>> begin MATERIAL FOR THIS EXERCISE

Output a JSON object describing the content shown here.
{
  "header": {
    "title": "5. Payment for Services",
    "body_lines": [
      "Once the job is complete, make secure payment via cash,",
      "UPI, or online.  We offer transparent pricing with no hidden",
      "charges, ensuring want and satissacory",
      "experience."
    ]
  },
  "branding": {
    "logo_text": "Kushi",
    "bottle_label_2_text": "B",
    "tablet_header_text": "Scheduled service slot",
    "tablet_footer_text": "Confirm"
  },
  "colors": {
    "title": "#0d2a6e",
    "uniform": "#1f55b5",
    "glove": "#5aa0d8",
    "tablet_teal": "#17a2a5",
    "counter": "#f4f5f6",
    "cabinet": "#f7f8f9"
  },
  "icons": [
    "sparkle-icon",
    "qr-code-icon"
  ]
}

>> end MATERIAL FOR THIS EXERCISE

§ **WHAT YOU WILL DO**
Print out all the entries precisely as written.

§ **WRITTEN ANSWER**
Output a JSON object describing the content shown here.
{
  "header": {
    "title": "5. Payment for Services",
    "body_lines": [
      "Once the job is complete, make secure payment via cash,",
      "UPI, or online.  We offer transparent pricing with no hidden",
      "charges, ensuring want and satissacory",
      "experience."
    ]
  },
  "branding": {
    "logo_text": "Kushi",
    "bottle_label_2_text": "B",
    "tablet_header_text": "Scheduled service slot",
    "tablet_footer_text": "Confirm"
  },
  "colors": {
    "title": "#0d2a6e",
    "uniform": "#1f55b5",
    "glove": "#5aa0d8",
    "tablet_teal": "#17a2a5",
    "counter": "#f4f5f6",
    "cabinet": "#f7f8f9"
  },
  "icons": [
    "sparkle-icon",
    "qr-code-icon"
  ]
}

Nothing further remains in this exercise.